--- START OF Rows ---

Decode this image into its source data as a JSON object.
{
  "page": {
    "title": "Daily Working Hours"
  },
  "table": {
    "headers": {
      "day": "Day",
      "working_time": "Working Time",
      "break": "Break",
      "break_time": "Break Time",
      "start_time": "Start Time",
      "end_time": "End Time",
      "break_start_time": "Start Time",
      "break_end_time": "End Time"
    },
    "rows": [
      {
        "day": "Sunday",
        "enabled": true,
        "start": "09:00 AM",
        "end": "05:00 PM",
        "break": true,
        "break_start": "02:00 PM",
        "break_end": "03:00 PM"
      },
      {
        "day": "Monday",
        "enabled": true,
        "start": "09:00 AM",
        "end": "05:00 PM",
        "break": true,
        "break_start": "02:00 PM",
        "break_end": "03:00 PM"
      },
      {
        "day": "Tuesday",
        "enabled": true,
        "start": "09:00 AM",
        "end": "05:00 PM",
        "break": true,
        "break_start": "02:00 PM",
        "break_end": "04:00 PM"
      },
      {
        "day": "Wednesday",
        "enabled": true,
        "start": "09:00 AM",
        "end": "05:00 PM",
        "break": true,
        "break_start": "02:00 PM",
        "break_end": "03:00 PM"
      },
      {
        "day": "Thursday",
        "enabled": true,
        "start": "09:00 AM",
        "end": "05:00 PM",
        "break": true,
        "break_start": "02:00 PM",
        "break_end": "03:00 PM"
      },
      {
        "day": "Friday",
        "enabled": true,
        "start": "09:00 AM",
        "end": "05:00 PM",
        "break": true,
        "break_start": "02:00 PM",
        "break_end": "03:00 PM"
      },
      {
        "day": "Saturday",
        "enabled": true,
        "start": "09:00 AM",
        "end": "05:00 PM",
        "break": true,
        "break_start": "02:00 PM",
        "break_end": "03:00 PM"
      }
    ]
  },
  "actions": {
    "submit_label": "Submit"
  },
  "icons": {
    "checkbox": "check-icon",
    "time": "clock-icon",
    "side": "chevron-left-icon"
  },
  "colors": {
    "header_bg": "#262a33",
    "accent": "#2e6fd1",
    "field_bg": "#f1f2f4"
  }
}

--- END OF Rows ---

* Goal: Show the lines from the data above that contain the string "Working".

* The result:
    "title": "Daily Working Hours"
      "working_time": "Working Time",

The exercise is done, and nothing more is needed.